● Given request: Skip the pictures and extract all of the lines exactly as written.

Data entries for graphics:

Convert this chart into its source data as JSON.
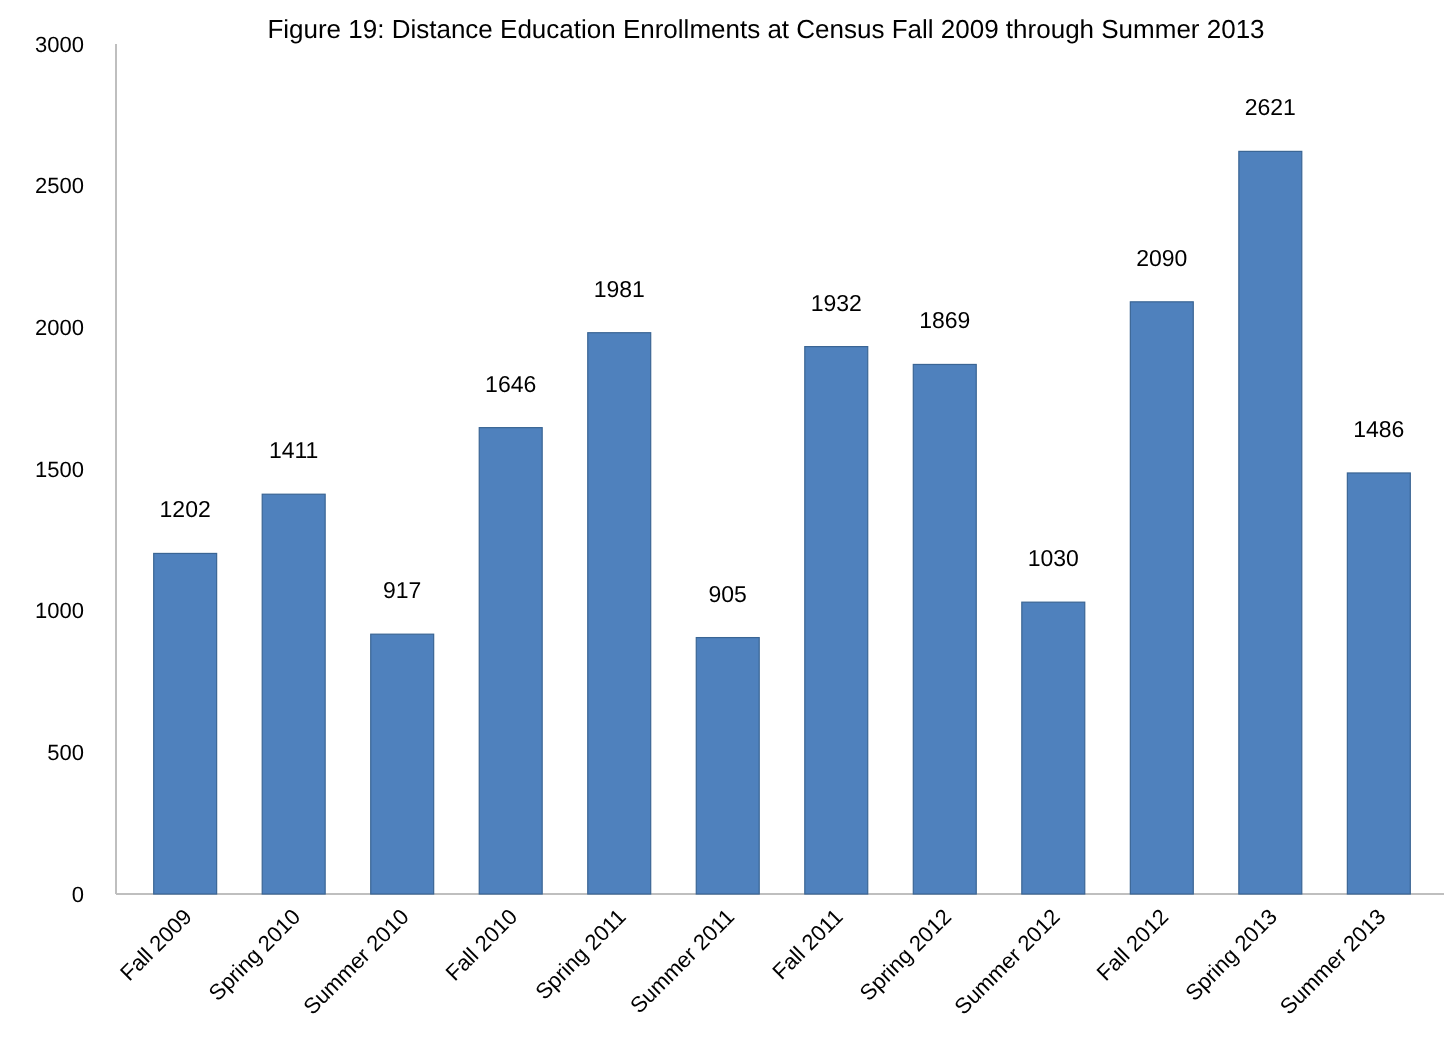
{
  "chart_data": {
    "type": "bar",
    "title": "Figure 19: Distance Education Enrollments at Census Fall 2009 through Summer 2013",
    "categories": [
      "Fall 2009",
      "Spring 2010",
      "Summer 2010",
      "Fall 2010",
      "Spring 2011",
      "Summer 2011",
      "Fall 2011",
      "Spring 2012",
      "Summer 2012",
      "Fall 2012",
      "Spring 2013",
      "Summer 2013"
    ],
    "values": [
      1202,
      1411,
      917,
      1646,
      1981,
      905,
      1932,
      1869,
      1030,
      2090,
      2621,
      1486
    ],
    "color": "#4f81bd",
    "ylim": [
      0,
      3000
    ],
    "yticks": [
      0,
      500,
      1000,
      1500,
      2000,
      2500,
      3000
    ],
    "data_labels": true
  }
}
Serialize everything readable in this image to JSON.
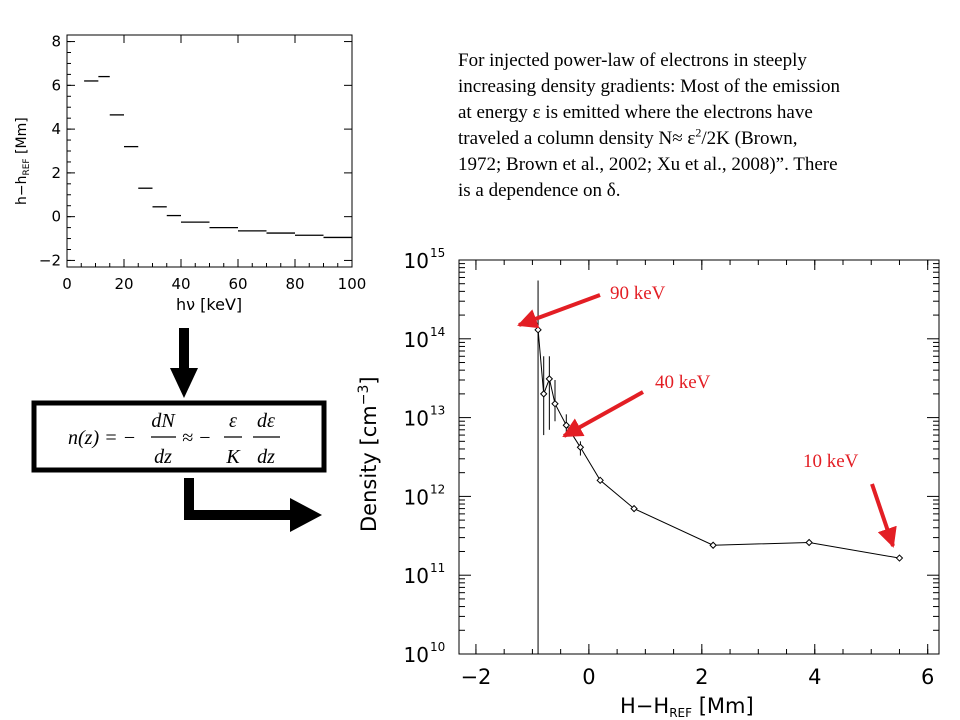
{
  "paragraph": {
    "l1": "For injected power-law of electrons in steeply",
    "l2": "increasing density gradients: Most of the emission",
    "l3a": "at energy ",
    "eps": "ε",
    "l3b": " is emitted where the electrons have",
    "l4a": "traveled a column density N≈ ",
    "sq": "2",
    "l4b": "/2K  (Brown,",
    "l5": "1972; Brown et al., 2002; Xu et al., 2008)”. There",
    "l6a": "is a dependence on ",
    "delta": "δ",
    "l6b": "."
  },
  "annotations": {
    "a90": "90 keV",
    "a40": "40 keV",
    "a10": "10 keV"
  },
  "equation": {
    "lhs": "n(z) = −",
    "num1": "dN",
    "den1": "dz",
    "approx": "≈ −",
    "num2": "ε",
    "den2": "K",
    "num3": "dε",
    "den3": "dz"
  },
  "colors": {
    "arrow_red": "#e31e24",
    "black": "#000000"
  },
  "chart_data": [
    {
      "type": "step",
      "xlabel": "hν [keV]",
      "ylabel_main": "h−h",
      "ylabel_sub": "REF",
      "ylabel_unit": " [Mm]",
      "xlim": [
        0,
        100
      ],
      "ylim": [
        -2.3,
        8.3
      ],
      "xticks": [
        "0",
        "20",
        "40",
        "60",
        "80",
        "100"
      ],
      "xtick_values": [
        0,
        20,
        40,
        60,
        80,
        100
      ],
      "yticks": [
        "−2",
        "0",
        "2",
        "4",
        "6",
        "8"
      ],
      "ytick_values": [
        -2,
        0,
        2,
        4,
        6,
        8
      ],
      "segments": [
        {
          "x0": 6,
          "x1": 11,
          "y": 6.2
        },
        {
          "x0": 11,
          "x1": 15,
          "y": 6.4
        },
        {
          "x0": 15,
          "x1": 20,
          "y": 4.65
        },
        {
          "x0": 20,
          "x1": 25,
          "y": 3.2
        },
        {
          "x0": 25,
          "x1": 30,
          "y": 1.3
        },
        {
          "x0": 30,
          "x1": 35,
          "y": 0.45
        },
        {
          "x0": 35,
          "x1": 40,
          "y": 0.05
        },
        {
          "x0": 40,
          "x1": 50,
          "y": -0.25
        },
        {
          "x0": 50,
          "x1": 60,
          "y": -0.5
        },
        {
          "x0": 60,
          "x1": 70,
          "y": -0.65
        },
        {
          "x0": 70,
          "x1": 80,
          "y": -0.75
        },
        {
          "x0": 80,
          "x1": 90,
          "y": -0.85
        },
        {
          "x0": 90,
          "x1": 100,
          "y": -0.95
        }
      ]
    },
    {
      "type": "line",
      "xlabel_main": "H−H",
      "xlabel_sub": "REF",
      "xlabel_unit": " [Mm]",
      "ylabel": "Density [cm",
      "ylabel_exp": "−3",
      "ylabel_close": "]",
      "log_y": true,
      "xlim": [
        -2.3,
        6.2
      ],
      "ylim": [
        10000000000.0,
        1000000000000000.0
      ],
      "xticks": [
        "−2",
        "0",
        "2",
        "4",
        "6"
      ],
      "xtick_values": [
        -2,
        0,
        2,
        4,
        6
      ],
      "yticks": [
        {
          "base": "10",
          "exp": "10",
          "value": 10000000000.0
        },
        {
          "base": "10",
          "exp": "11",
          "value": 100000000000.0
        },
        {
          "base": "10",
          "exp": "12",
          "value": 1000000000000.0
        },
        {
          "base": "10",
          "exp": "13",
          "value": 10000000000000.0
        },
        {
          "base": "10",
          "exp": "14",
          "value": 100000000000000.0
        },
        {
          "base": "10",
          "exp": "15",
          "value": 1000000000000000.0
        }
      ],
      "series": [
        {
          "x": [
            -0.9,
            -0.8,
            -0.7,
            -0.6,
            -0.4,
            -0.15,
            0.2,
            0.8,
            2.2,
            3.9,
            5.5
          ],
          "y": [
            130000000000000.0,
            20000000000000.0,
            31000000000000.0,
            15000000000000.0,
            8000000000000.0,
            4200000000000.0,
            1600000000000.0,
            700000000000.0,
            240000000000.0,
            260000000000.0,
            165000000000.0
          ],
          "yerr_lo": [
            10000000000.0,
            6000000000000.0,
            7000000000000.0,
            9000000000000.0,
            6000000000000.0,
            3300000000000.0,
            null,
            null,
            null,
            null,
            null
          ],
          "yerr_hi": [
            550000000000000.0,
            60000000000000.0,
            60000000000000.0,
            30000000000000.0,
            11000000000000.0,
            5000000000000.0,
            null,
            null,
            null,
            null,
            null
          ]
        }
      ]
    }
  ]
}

● The output:
Convert this chart into its source data as JSON.
{
  "chart_data": {
    "type": "bar",
    "title": "Figure 19: Distance Education Enrollments at Census Fall 2009 through Summer 2013",
    "categories": [
      "Fall 2009",
      "Spring 2010",
      "Summer 2010",
      "Fall 2010",
      "Spring 2011",
      "Summer 2011",
      "Fall 2011",
      "Spring 2012",
      "Summer 2012",
      "Fall 2012",
      "Spring 2013",
      "Summer 2013"
    ],
    "values": [
      1202,
      1411,
      917,
      1646,
      1981,
      905,
      1932,
      1869,
      1030,
      2090,
      2621,
      1486
    ],
    "color": "#4f81bd",
    "ylim": [
      0,
      3000
    ],
    "yticks": [
      0,
      500,
      1000,
      1500,
      2000,
      2500,
      3000
    ],
    "data_labels": true
  }
}
Serialize everything readable in this image to JSON.
{
  "paragraph": {
    "l1": "For injected power-law of electrons in steeply",
    "l2": "increasing density gradients: Most of the emission",
    "l3a": "at energy ",
    "eps": "ε",
    "l3b": " is emitted where the electrons have",
    "l4a": "traveled a column density N≈ ",
    "sq": "2",
    "l4b": "/2K  (Brown,",
    "l5": "1972; Brown et al., 2002; Xu et al., 2008)”. There",
    "l6a": "is a dependence on ",
    "delta": "δ",
    "l6b": "."
  },
  "annotations": {
    "a90": "90 keV",
    "a40": "40 keV",
    "a10": "10 keV"
  },
  "equation": {
    "lhs": "n(z) = −",
    "num1": "dN",
    "den1": "dz",
    "approx": "≈ −",
    "num2": "ε",
    "den2": "K",
    "num3": "dε",
    "den3": "dz"
  },
  "colors": {
    "arrow_red": "#e31e24",
    "black": "#000000"
  },
  "chart_data": [
    {
      "type": "step",
      "xlabel": "hν [keV]",
      "ylabel_main": "h−h",
      "ylabel_sub": "REF",
      "ylabel_unit": " [Mm]",
      "xlim": [
        0,
        100
      ],
      "ylim": [
        -2.3,
        8.3
      ],
      "xticks": [
        "0",
        "20",
        "40",
        "60",
        "80",
        "100"
      ],
      "xtick_values": [
        0,
        20,
        40,
        60,
        80,
        100
      ],
      "yticks": [
        "−2",
        "0",
        "2",
        "4",
        "6",
        "8"
      ],
      "ytick_values": [
        -2,
        0,
        2,
        4,
        6,
        8
      ],
      "segments": [
        {
          "x0": 6,
          "x1": 11,
          "y": 6.2
        },
        {
          "x0": 11,
          "x1": 15,
          "y": 6.4
        },
        {
          "x0": 15,
          "x1": 20,
          "y": 4.65
        },
        {
          "x0": 20,
          "x1": 25,
          "y": 3.2
        },
        {
          "x0": 25,
          "x1": 30,
          "y": 1.3
        },
        {
          "x0": 30,
          "x1": 35,
          "y": 0.45
        },
        {
          "x0": 35,
          "x1": 40,
          "y": 0.05
        },
        {
          "x0": 40,
          "x1": 50,
          "y": -0.25
        },
        {
          "x0": 50,
          "x1": 60,
          "y": -0.5
        },
        {
          "x0": 60,
          "x1": 70,
          "y": -0.65
        },
        {
          "x0": 70,
          "x1": 80,
          "y": -0.75
        },
        {
          "x0": 80,
          "x1": 90,
          "y": -0.85
        },
        {
          "x0": 90,
          "x1": 100,
          "y": -0.95
        }
      ]
    },
    {
      "type": "line",
      "xlabel_main": "H−H",
      "xlabel_sub": "REF",
      "xlabel_unit": " [Mm]",
      "ylabel": "Density [cm",
      "ylabel_exp": "−3",
      "ylabel_close": "]",
      "log_y": true,
      "xlim": [
        -2.3,
        6.2
      ],
      "ylim": [
        10000000000.0,
        1000000000000000.0
      ],
      "xticks": [
        "−2",
        "0",
        "2",
        "4",
        "6"
      ],
      "xtick_values": [
        -2,
        0,
        2,
        4,
        6
      ],
      "yticks": [
        {
          "base": "10",
          "exp": "10",
          "value": 10000000000.0
        },
        {
          "base": "10",
          "exp": "11",
          "value": 100000000000.0
        },
        {
          "base": "10",
          "exp": "12",
          "value": 1000000000000.0
        },
        {
          "base": "10",
          "exp": "13",
          "value": 10000000000000.0
        },
        {
          "base": "10",
          "exp": "14",
          "value": 100000000000000.0
        },
        {
          "base": "10",
          "exp": "15",
          "value": 1000000000000000.0
        }
      ],
      "series": [
        {
          "x": [
            -0.9,
            -0.8,
            -0.7,
            -0.6,
            -0.4,
            -0.15,
            0.2,
            0.8,
            2.2,
            3.9,
            5.5
          ],
          "y": [
            130000000000000.0,
            20000000000000.0,
            31000000000000.0,
            15000000000000.0,
            8000000000000.0,
            4200000000000.0,
            1600000000000.0,
            700000000000.0,
            240000000000.0,
            260000000000.0,
            165000000000.0
          ],
          "yerr_lo": [
            10000000000.0,
            6000000000000.0,
            7000000000000.0,
            9000000000000.0,
            6000000000000.0,
            3300000000000.0,
            null,
            null,
            null,
            null,
            null
          ],
          "yerr_hi": [
            550000000000000.0,
            60000000000000.0,
            60000000000000.0,
            30000000000000.0,
            11000000000000.0,
            5000000000000.0,
            null,
            null,
            null,
            null,
            null
          ]
        }
      ]
    }
  ]
}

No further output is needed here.